→ **TASK TO CARRY OUT**
Check each line of the listing below for the string "author", and copy the ones that have it.

→ **PROVIDED INFORMATION**

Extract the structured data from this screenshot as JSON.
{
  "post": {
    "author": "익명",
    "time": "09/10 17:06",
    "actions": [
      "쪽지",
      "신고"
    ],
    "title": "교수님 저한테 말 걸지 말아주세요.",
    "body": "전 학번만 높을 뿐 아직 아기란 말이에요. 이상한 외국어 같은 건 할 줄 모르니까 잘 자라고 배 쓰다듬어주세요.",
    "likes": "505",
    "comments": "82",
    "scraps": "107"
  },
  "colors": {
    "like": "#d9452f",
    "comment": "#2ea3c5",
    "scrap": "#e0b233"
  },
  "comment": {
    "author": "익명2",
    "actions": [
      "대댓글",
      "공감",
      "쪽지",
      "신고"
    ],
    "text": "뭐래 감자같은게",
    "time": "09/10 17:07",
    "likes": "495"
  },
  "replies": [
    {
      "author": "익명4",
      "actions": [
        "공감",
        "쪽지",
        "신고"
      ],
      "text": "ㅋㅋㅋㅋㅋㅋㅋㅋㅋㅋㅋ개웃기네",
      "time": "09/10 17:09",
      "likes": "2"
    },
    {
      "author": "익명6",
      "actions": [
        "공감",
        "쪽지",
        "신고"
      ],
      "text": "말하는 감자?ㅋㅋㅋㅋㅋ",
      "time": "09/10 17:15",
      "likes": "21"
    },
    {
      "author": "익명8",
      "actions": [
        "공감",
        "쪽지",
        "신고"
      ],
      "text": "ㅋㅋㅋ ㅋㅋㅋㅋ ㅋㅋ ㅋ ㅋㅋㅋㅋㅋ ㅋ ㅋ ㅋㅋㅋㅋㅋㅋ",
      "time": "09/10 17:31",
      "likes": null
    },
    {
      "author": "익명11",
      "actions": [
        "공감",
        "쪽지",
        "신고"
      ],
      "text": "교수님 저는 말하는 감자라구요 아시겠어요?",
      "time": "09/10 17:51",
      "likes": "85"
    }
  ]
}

→ **ANSWER TO THIS TASK**
    "author": "익명",
    "author": "익명2",
      "author": "익명4",
      "author": "익명6",
      "author": "익명8",
      "author": "익명11",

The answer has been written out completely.